§ **Exercise goal**:
Write out, precisely and in full, each line of the material.

§ **Raw records**:
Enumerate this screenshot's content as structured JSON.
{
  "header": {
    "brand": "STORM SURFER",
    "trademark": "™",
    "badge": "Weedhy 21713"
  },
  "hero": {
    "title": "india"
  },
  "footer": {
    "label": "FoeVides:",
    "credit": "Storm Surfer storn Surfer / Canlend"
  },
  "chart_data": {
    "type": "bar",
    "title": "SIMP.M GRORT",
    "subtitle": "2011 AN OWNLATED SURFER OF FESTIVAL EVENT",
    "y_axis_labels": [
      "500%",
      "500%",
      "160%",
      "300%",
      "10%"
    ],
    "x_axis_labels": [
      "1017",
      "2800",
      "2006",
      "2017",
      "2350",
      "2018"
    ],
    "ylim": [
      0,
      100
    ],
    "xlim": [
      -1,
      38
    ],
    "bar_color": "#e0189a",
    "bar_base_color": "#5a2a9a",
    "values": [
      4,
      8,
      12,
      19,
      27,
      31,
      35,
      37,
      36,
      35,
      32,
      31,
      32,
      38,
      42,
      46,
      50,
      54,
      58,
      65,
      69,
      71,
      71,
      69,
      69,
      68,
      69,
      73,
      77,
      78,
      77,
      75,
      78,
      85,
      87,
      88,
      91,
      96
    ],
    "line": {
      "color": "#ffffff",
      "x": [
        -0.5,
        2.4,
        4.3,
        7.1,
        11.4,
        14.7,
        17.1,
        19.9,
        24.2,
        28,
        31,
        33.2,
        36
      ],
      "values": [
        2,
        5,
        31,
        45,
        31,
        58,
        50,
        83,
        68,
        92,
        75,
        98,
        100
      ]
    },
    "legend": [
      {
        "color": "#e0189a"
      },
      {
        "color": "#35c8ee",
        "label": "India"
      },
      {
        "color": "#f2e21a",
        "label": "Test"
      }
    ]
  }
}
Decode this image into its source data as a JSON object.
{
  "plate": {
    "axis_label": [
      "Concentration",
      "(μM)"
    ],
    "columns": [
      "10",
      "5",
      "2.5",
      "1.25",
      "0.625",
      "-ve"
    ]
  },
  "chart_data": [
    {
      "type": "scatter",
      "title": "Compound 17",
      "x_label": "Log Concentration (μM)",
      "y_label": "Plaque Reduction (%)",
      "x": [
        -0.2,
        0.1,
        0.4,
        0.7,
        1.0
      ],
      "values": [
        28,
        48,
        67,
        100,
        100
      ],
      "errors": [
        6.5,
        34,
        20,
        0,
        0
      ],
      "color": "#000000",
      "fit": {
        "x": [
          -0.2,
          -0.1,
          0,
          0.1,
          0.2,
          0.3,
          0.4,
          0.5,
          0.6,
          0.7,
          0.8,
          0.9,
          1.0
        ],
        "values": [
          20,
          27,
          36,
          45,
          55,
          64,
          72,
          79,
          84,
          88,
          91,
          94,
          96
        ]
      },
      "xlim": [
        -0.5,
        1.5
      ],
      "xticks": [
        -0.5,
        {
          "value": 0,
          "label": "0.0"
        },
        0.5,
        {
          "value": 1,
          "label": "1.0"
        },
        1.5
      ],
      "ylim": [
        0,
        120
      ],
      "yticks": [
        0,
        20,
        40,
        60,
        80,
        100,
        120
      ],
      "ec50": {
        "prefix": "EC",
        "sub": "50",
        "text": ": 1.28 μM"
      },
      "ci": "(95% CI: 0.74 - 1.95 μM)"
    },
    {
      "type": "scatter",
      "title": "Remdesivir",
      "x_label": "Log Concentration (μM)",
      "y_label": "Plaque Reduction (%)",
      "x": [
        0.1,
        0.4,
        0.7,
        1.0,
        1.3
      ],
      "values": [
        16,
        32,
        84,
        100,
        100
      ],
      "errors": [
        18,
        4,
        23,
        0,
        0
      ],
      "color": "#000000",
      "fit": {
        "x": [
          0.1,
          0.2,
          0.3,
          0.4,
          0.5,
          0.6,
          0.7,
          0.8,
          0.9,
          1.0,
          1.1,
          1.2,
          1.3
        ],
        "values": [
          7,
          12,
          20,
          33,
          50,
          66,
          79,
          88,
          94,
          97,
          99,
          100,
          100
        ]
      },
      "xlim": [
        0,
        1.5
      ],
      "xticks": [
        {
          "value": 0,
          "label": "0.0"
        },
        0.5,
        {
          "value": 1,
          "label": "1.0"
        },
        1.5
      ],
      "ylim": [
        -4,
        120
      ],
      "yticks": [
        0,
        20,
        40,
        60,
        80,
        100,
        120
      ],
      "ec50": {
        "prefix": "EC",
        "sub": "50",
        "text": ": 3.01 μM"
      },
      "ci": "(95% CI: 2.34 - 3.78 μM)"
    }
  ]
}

§ **Exercise output**:
Enumerate this screenshot's content as structured JSON.
{
  "header": {
    "brand": "STORM SURFER",
    "trademark": "™",
    "badge": "Weedhy 21713"
  },
  "hero": {
    "title": "india"
  },
  "footer": {
    "label": "FoeVides:",
    "credit": "Storm Surfer storn Surfer / Canlend"
  },
  "chart_data": {
    "type": "bar",
    "title": "SIMP.M GRORT",
    "subtitle": "2011 AN OWNLATED SURFER OF FESTIVAL EVENT",
    "y_axis_labels": [
      "500%",
      "500%",
      "160%",
      "300%",
      "10%"
    ],
    "x_axis_labels": [
      "1017",
      "2800",
      "2006",
      "2017",
      "2350",
      "2018"
    ],
    "ylim": [
      0,
      100
    ],
    "xlim": [
      -1,
      38
    ],
    "bar_color": "#e0189a",
    "bar_base_color": "#5a2a9a",
    "values": [
      4,
      8,
      12,
      19,
      27,
      31,
      35,
      37,
      36,
      35,
      32,
      31,
      32,
      38,
      42,
      46,
      50,
      54,
      58,
      65,
      69,
      71,
      71,
      69,
      69,
      68,
      69,
      73,
      77,
      78,
      77,
      75,
      78,
      85,
      87,
      88,
      91,
      96
    ],
    "line": {
      "color": "#ffffff",
      "x": [
        -0.5,
        2.4,
        4.3,
        7.1,
        11.4,
        14.7,
        17.1,
        19.9,
        24.2,
        28,
        31,
        33.2,
        36
      ],
      "values": [
        2,
        5,
        31,
        45,
        31,
        58,
        50,
        83,
        68,
        92,
        75,
        98,
        100
      ]
    },
    "legend": [
      {
        "color": "#e0189a"
      },
      {
        "color": "#35c8ee",
        "label": "India"
      },
      {
        "color": "#f2e21a",
        "label": "Test"
      }
    ]
  }
}
Decode this image into its source data as a JSON object.
{
  "plate": {
    "axis_label": [
      "Concentration",
      "(μM)"
    ],
    "columns": [
      "10",
      "5",
      "2.5",
      "1.25",
      "0.625",
      "-ve"
    ]
  },
  "chart_data": [
    {
      "type": "scatter",
      "title": "Compound 17",
      "x_label": "Log Concentration (μM)",
      "y_label": "Plaque Reduction (%)",
      "x": [
        -0.2,
        0.1,
        0.4,
        0.7,
        1.0
      ],
      "values": [
        28,
        48,
        67,
        100,
        100
      ],
      "errors": [
        6.5,
        34,
        20,
        0,
        0
      ],
      "color": "#000000",
      "fit": {
        "x": [
          -0.2,
          -0.1,
          0,
          0.1,
          0.2,
          0.3,
          0.4,
          0.5,
          0.6,
          0.7,
          0.8,
          0.9,
          1.0
        ],
        "values": [
          20,
          27,
          36,
          45,
          55,
          64,
          72,
          79,
          84,
          88,
          91,
          94,
          96
        ]
      },
      "xlim": [
        -0.5,
        1.5
      ],
      "xticks": [
        -0.5,
        {
          "value": 0,
          "label": "0.0"
        },
        0.5,
        {
          "value": 1,
          "label": "1.0"
        },
        1.5
      ],
      "ylim": [
        0,
        120
      ],
      "yticks": [
        0,
        20,
        40,
        60,
        80,
        100,
        120
      ],
      "ec50": {
        "prefix": "EC",
        "sub": "50",
        "text": ": 1.28 μM"
      },
      "ci": "(95% CI: 0.74 - 1.95 μM)"
    },
    {
      "type": "scatter",
      "title": "Remdesivir",
      "x_label": "Log Concentration (μM)",
      "y_label": "Plaque Reduction (%)",
      "x": [
        0.1,
        0.4,
        0.7,
        1.0,
        1.3
      ],
      "values": [
        16,
        32,
        84,
        100,
        100
      ],
      "errors": [
        18,
        4,
        23,
        0,
        0
      ],
      "color": "#000000",
      "fit": {
        "x": [
          0.1,
          0.2,
          0.3,
          0.4,
          0.5,
          0.6,
          0.7,
          0.8,
          0.9,
          1.0,
          1.1,
          1.2,
          1.3
        ],
        "values": [
          7,
          12,
          20,
          33,
          50,
          66,
          79,
          88,
          94,
          97,
          99,
          100,
          100
        ]
      },
      "xlim": [
        0,
        1.5
      ],
      "xticks": [
        {
          "value": 0,
          "label": "0.0"
        },
        0.5,
        {
          "value": 1,
          "label": "1.0"
        },
        1.5
      ],
      "ylim": [
        -4,
        120
      ],
      "yticks": [
        0,
        20,
        40,
        60,
        80,
        100,
        120
      ],
      "ec50": {
        "prefix": "EC",
        "sub": "50",
        "text": ": 3.01 μM"
      },
      "ci": "(95% CI: 2.34 - 3.78 μM)"
    }
  ]
}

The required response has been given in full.